> **YOUR ASSIGNMENT**
In the material below, find each line with the word "ylabel" and copy it.

> **GIVEN DATA**
Segment Open

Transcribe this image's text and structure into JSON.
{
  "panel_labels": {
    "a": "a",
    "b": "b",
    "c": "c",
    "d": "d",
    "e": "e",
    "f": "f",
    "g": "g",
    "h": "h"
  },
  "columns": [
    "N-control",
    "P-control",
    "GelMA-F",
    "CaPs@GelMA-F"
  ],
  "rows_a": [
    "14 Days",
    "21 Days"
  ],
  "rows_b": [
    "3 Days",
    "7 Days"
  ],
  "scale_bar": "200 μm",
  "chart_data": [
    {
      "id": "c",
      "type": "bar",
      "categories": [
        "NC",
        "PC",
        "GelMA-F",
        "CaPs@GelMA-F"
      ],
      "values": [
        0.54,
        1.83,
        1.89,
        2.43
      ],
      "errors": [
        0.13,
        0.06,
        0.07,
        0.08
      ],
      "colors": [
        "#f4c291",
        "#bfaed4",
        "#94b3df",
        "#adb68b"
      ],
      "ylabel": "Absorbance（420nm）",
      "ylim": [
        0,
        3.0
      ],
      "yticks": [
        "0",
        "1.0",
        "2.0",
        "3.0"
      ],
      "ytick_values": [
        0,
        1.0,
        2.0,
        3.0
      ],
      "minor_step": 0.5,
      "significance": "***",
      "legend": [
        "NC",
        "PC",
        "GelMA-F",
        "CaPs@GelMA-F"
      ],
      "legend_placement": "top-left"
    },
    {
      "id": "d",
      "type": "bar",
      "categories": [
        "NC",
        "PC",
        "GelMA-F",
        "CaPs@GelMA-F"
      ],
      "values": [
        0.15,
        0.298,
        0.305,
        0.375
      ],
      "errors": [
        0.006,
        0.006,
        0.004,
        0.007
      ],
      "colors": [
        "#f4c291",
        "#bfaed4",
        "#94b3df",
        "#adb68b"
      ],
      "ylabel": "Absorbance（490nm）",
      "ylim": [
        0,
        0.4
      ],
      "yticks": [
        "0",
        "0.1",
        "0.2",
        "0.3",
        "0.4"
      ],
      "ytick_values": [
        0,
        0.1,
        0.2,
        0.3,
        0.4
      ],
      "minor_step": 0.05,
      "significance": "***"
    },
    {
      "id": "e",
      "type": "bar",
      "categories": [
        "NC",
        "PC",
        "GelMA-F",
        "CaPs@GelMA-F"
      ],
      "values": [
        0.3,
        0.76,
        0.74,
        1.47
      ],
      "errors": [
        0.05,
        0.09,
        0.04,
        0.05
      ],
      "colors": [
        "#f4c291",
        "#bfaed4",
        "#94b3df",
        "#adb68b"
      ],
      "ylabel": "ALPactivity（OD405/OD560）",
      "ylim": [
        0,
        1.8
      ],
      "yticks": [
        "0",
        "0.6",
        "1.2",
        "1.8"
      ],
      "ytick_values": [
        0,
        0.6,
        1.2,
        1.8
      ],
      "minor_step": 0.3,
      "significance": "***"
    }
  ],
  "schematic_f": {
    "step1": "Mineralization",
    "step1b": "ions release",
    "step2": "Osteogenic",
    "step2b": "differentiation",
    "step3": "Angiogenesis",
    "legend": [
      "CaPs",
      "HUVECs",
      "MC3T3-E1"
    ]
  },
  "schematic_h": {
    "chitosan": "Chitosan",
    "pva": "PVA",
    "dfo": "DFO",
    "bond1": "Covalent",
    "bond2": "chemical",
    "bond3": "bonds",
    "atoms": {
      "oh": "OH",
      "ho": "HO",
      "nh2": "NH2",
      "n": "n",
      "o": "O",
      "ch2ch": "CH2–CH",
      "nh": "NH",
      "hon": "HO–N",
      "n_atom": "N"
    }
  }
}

Segment Closed

> **WRITTEN ANSWER**
      "ylabel": "Absorbance（420nm）",
      "ylabel": "Absorbance（490nm）",
      "ylabel": "ALPactivity（OD405/OD560）",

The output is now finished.